[Collection entries]
== == ==

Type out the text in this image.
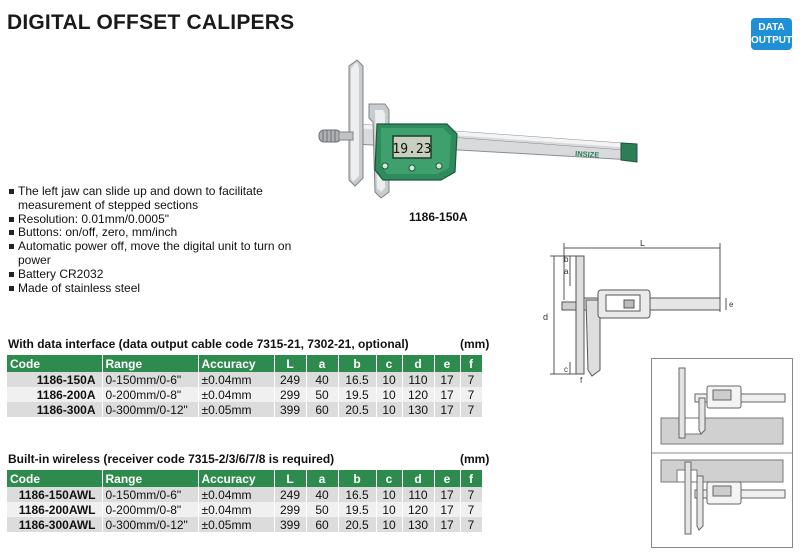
DIGITAL OFFSET CALIPERS	DATA
OUTPUT
19.23	INSIZE
1186-150A
The left jaw can slide up and down to facilitate measurement of stepped sections
Resolution: 0.01mm/0.0005"
Buttons: on/off, zero, mm/inch
Automatic power off, move the digital unit to turn on power
Battery CR2032
Made of stainless steel
L
d
a
b
c
e
f
With data interface (data output cable code 7315-21, 7302-21, optional)	(mm)
Code	Range	Accuracy	L	a	b	c	d	e	f
1186-150A	0-150mm/0-6"	±0.04mm	249	40	16.5	10	110	17	7
1186-200A	0-200mm/0-8"	±0.04mm	299	50	19.5	10	120	17	7
1186-300A	0-300mm/0-12"	±0.05mm	399	60	20.5	10	130	17	7
Built-in wireless (receiver code 7315-2/3/6/7/8 is required)	(mm)
Code	Range	Accuracy	L	a	b	c	d	e	f
1186-150AWL	0-150mm/0-6"	±0.04mm	249	40	16.5	10	110	17	7
1186-200AWL	0-200mm/0-8"	±0.04mm	299	50	19.5	10	120	17	7
1186-300AWL	0-300mm/0-12"	±0.05mm	399	60	20.5	10	130	17	7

== == ==

Every line of text is to be repeated exactly; pictures are left out.

Task solution:
Type out the text in this image.
DIGITAL OFFSET CALIPERS	DATA
OUTPUT
19.23	INSIZE
1186-150A
The left jaw can slide up and down to facilitate measurement of stepped sections
Resolution: 0.01mm/0.0005"
Buttons: on/off, zero, mm/inch
Automatic power off, move the digital unit to turn on power
Battery CR2032
Made of stainless steel
L
d
a
b
c
e
f
With data interface (data output cable code 7315-21, 7302-21, optional)	(mm)
Code	Range	Accuracy	L	a	b	c	d	e	f
1186-150A	0-150mm/0-6"	±0.04mm	249	40	16.5	10	110	17	7
1186-200A	0-200mm/0-8"	±0.04mm	299	50	19.5	10	120	17	7
1186-300A	0-300mm/0-12"	±0.05mm	399	60	20.5	10	130	17	7
Built-in wireless (receiver code 7315-2/3/6/7/8 is required)	(mm)
Code	Range	Accuracy	L	a	b	c	d	e	f
1186-150AWL	0-150mm/0-6"	±0.04mm	249	40	16.5	10	110	17	7
1186-200AWL	0-200mm/0-8"	±0.04mm	299	50	19.5	10	120	17	7
1186-300AWL	0-300mm/0-12"	±0.05mm	399	60	20.5	10	130	17	7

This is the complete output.